To be done: Omit the pictures from the entries below and retype everything else exactly.

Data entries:
---

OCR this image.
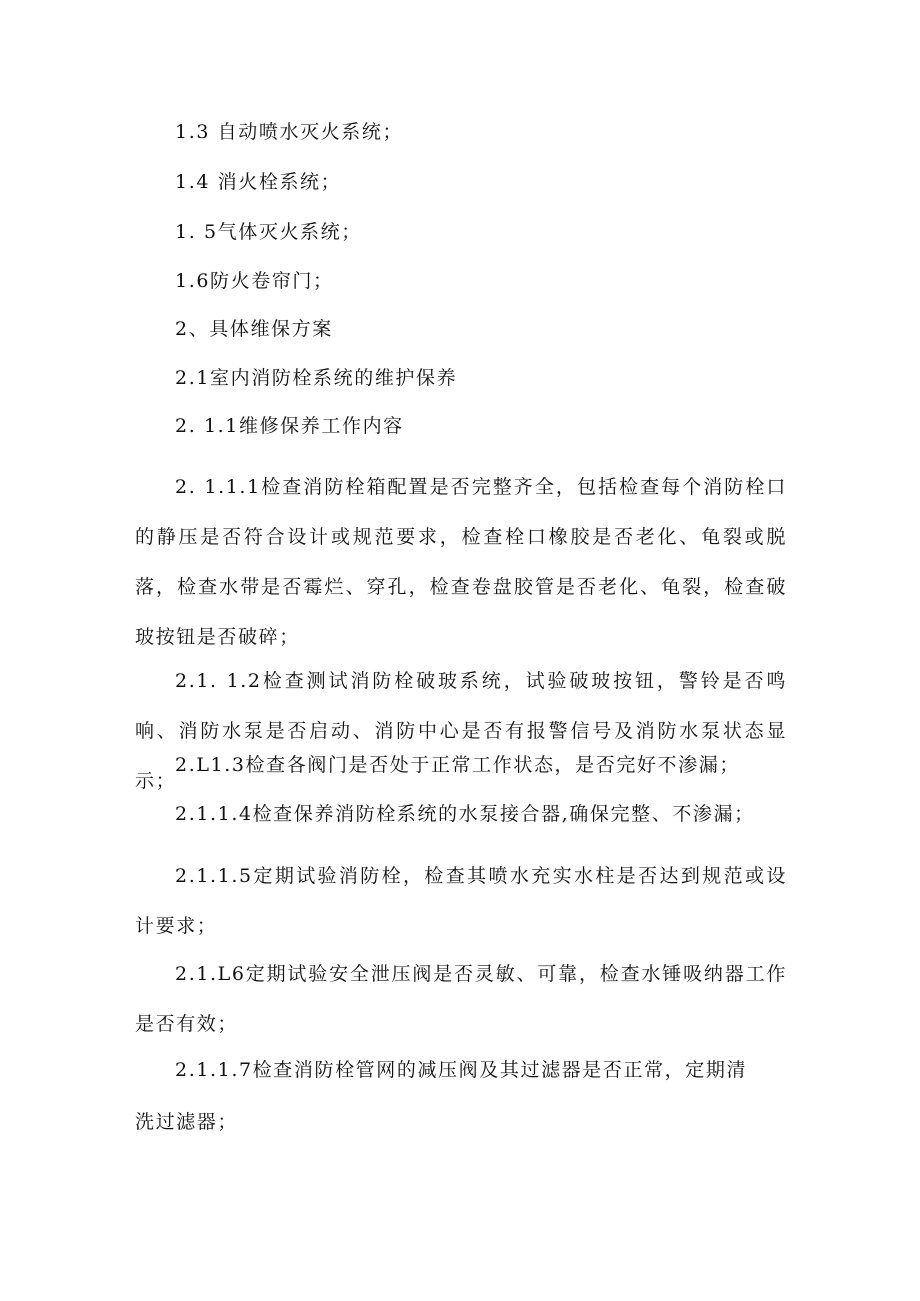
1.3 自动喷水灭火系统；
1.4 消火栓系统；
1. 5气体灭火系统；
1.6防火卷帘门；
2、具体维保方案
2.1室内消防栓系统的维护保养
2. 1.1维修保养工作内容
2. 1.1.1检查消防栓箱配置是否完整齐全，包括检查每个消防栓口的静压是否符合设计或规范要求，检查栓口橡胶是否老化、龟裂或脱落，检查水带是否霉烂、穿孔，检查卷盘胶管是否老化、龟裂，检查破玻按钮是否破碎；
2.1. 1.2检查测试消防栓破玻系统，试验破玻按钮，警铃是否鸣响、消防水泵是否启动、消防中心是否有报警信号及消防水泵状态显示；
2.L1.3检查各阀门是否处于正常工作状态，是否完好不渗漏；
2.1.1.4检查保养消防栓系统的水泵接合器,确保完整、不渗漏；
2.1.1.5定期试验消防栓，检查其喷水充实水柱是否达到规范或设计要求；
2.1.L6定期试验安全泄压阀是否灵敏、可靠，检查水锤吸纳器工作是否有效；
2.1.1.7检查消防栓管网的减压阀及其过滤器是否正常，定期清
洗过滤器；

---

Task result:
OCR this image.
1.3 自动喷水灭火系统；
1.4 消火栓系统；
1. 5气体灭火系统；
1.6防火卷帘门；
2、具体维保方案
2.1室内消防栓系统的维护保养
2. 1.1维修保养工作内容
2. 1.1.1检查消防栓箱配置是否完整齐全，包括检查每个消防栓口的静压是否符合设计或规范要求，检查栓口橡胶是否老化、龟裂或脱落，检查水带是否霉烂、穿孔，检查卷盘胶管是否老化、龟裂，检查破玻按钮是否破碎；
2.1. 1.2检查测试消防栓破玻系统，试验破玻按钮，警铃是否鸣响、消防水泵是否启动、消防中心是否有报警信号及消防水泵状态显示；
2.L1.3检查各阀门是否处于正常工作状态，是否完好不渗漏；
2.1.1.4检查保养消防栓系统的水泵接合器,确保完整、不渗漏；
2.1.1.5定期试验消防栓，检查其喷水充实水柱是否达到规范或设计要求；
2.1.L6定期试验安全泄压阀是否灵敏、可靠，检查水锤吸纳器工作是否有效；
2.1.1.7检查消防栓管网的减压阀及其过滤器是否正常，定期清
洗过滤器；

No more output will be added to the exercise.